* Begin ENTRIES SHOWN *

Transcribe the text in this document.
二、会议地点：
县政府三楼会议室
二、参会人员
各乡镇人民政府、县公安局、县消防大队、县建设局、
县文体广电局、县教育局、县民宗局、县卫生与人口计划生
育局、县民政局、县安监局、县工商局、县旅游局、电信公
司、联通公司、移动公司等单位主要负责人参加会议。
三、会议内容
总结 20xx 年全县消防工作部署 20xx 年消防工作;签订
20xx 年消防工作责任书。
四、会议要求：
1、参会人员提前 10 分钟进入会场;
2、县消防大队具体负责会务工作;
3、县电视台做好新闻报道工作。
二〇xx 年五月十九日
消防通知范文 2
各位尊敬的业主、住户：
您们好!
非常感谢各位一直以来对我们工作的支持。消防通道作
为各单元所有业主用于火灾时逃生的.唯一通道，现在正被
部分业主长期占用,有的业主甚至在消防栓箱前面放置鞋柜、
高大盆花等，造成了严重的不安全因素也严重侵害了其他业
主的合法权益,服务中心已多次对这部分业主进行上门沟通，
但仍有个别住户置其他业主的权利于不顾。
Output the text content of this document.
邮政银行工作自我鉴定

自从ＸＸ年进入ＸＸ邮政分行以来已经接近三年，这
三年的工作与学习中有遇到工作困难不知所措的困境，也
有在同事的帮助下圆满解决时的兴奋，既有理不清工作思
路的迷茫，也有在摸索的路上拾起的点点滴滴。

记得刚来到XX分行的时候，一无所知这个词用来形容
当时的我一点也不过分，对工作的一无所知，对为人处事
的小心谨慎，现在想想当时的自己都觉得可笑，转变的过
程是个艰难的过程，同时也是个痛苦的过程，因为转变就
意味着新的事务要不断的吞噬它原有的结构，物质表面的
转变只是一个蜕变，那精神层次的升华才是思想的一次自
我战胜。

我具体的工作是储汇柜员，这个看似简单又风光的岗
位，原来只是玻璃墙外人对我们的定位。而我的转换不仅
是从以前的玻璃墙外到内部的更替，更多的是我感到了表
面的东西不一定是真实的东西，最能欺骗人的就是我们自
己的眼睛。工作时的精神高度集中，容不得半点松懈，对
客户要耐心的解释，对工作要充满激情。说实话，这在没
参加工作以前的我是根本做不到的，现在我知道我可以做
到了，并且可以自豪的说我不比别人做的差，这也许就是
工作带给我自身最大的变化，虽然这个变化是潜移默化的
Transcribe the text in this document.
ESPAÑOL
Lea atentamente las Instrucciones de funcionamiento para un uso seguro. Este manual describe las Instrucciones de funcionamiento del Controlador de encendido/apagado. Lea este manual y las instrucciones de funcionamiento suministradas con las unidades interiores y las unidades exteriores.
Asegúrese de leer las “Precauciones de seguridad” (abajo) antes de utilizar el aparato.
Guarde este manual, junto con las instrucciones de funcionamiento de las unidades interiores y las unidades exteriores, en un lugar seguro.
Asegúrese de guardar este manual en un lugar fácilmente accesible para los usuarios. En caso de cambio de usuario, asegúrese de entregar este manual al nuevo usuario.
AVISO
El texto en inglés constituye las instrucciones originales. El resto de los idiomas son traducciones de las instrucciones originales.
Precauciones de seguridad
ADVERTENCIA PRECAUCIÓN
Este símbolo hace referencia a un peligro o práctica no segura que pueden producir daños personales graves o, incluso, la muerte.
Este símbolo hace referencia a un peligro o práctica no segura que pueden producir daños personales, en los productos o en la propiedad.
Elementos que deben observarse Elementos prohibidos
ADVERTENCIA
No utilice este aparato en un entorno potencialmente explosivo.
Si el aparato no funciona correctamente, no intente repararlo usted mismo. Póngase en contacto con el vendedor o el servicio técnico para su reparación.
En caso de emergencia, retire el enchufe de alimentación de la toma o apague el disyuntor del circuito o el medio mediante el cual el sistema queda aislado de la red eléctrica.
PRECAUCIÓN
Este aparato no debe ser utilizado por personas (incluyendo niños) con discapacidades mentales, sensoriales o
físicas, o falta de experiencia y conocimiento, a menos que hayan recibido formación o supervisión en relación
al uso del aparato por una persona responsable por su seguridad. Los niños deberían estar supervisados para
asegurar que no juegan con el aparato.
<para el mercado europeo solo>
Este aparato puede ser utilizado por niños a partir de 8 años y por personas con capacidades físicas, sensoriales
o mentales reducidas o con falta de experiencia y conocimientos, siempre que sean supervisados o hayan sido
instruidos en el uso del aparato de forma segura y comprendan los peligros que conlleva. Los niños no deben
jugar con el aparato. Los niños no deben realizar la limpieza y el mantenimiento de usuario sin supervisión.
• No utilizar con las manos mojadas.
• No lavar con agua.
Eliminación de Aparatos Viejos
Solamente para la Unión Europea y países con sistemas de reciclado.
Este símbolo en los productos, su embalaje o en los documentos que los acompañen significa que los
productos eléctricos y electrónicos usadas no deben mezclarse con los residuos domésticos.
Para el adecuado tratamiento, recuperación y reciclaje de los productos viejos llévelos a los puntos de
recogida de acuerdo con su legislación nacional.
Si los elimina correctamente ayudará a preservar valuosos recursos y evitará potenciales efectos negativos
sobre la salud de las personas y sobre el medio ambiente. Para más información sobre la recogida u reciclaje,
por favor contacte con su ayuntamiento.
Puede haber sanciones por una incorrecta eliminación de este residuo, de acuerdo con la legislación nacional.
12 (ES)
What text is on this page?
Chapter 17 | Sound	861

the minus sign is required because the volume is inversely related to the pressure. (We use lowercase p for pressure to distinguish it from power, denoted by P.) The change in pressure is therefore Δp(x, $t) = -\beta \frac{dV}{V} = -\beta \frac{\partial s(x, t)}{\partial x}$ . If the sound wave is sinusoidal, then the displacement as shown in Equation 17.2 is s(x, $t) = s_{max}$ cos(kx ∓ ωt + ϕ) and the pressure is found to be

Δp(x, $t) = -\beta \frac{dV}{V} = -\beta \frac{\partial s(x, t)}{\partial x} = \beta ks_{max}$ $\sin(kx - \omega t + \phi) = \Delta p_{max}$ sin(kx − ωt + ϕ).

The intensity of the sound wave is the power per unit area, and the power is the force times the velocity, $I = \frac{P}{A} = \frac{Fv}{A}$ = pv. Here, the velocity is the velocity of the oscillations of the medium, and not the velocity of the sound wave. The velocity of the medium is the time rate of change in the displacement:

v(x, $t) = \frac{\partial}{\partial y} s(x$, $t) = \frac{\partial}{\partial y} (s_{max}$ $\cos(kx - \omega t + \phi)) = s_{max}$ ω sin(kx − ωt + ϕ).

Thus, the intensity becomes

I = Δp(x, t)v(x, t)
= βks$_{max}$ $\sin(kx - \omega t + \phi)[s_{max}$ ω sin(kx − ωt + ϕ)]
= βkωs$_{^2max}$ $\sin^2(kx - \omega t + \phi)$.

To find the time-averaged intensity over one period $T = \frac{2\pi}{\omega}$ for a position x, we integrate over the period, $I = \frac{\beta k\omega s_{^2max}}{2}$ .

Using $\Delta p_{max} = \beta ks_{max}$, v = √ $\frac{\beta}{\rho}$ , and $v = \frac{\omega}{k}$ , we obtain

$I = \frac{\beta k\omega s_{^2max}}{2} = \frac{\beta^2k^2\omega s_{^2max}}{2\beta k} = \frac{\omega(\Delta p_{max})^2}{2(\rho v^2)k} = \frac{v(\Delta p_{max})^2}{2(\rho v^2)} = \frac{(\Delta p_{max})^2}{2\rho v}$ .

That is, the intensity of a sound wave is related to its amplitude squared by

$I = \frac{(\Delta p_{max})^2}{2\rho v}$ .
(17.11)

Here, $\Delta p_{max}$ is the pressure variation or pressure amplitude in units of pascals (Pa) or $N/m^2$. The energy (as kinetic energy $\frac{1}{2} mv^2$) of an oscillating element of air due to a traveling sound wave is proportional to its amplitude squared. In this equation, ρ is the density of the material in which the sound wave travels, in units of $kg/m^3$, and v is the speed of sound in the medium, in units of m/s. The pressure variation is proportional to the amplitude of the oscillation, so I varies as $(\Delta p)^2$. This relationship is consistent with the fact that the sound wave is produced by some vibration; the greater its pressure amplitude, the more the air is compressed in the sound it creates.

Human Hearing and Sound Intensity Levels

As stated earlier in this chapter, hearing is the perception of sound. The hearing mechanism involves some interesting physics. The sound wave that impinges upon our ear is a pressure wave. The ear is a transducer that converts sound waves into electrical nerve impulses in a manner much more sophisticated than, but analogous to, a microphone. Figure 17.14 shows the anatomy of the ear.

* End ENTRIES SHOWN *

SET TASK » Pick out and copy the lines of the entries that hold the string "unidades".

TASK RESULT »
Lea atentamente las Instrucciones de funcionamiento para un uso seguro. Este manual describe las Instrucciones de funcionamiento del Controlador de encendido/apagado. Lea este manual y las instrucciones de funcionamiento suministradas con las unidades interiores y las unidades exteriores.
Guarde este manual, junto con las instrucciones de funcionamiento de las unidades interiores y las unidades exteriores, en un lugar seguro.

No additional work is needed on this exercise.